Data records
----
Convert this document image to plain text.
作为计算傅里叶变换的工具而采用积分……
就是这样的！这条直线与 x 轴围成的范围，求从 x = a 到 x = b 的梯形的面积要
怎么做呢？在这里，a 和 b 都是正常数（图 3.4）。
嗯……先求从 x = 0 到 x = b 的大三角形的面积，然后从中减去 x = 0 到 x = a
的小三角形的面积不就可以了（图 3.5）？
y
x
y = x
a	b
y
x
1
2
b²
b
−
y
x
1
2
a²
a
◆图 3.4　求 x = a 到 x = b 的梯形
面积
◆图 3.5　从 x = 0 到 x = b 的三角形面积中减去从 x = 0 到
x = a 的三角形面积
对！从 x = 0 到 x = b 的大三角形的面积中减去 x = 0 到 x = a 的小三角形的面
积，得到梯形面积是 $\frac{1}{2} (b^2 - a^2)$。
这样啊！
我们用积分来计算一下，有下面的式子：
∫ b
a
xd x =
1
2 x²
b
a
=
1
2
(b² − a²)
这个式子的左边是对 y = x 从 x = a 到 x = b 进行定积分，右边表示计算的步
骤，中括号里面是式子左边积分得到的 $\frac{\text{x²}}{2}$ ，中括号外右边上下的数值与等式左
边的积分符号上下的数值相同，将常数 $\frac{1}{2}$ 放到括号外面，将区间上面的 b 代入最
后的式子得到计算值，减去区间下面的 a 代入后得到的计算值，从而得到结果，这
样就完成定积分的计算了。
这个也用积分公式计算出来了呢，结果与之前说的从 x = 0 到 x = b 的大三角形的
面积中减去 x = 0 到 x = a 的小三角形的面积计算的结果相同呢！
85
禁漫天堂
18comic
----
What is being asked
Output the whole listing above again, word for word.

The solution
Convert this document image to plain text.
作为计算傅里叶变换的工具而采用积分……
就是这样的！这条直线与 x 轴围成的范围，求从 x = a 到 x = b 的梯形的面积要
怎么做呢？在这里，a 和 b 都是正常数（图 3.4）。
嗯……先求从 x = 0 到 x = b 的大三角形的面积，然后从中减去 x = 0 到 x = a
的小三角形的面积不就可以了（图 3.5）？
y
x
y = x
a	b
y
x
1
2
b²
b
−
y
x
1
2
a²
a
◆图 3.4　求 x = a 到 x = b 的梯形
面积
◆图 3.5　从 x = 0 到 x = b 的三角形面积中减去从 x = 0 到
x = a 的三角形面积
对！从 x = 0 到 x = b 的大三角形的面积中减去 x = 0 到 x = a 的小三角形的面
积，得到梯形面积是 $\frac{1}{2} (b^2 - a^2)$。
这样啊！
我们用积分来计算一下，有下面的式子：
∫ b
a
xd x =
1
2 x²
b
a
=
1
2
(b² − a²)
这个式子的左边是对 y = x 从 x = a 到 x = b 进行定积分，右边表示计算的步
骤，中括号里面是式子左边积分得到的 $\frac{\text{x²}}{2}$ ，中括号外右边上下的数值与等式左
边的积分符号上下的数值相同，将常数 $\frac{1}{2}$ 放到括号外面，将区间上面的 b 代入最
后的式子得到计算值，减去区间下面的 a 代入后得到的计算值，从而得到结果，这
样就完成定积分的计算了。
这个也用积分公式计算出来了呢，结果与之前说的从 x = 0 到 x = b 的大三角形的
面积中减去 x = 0 到 x = a 的小三角形的面积计算的结果相同呢！
85
禁漫天堂
18comic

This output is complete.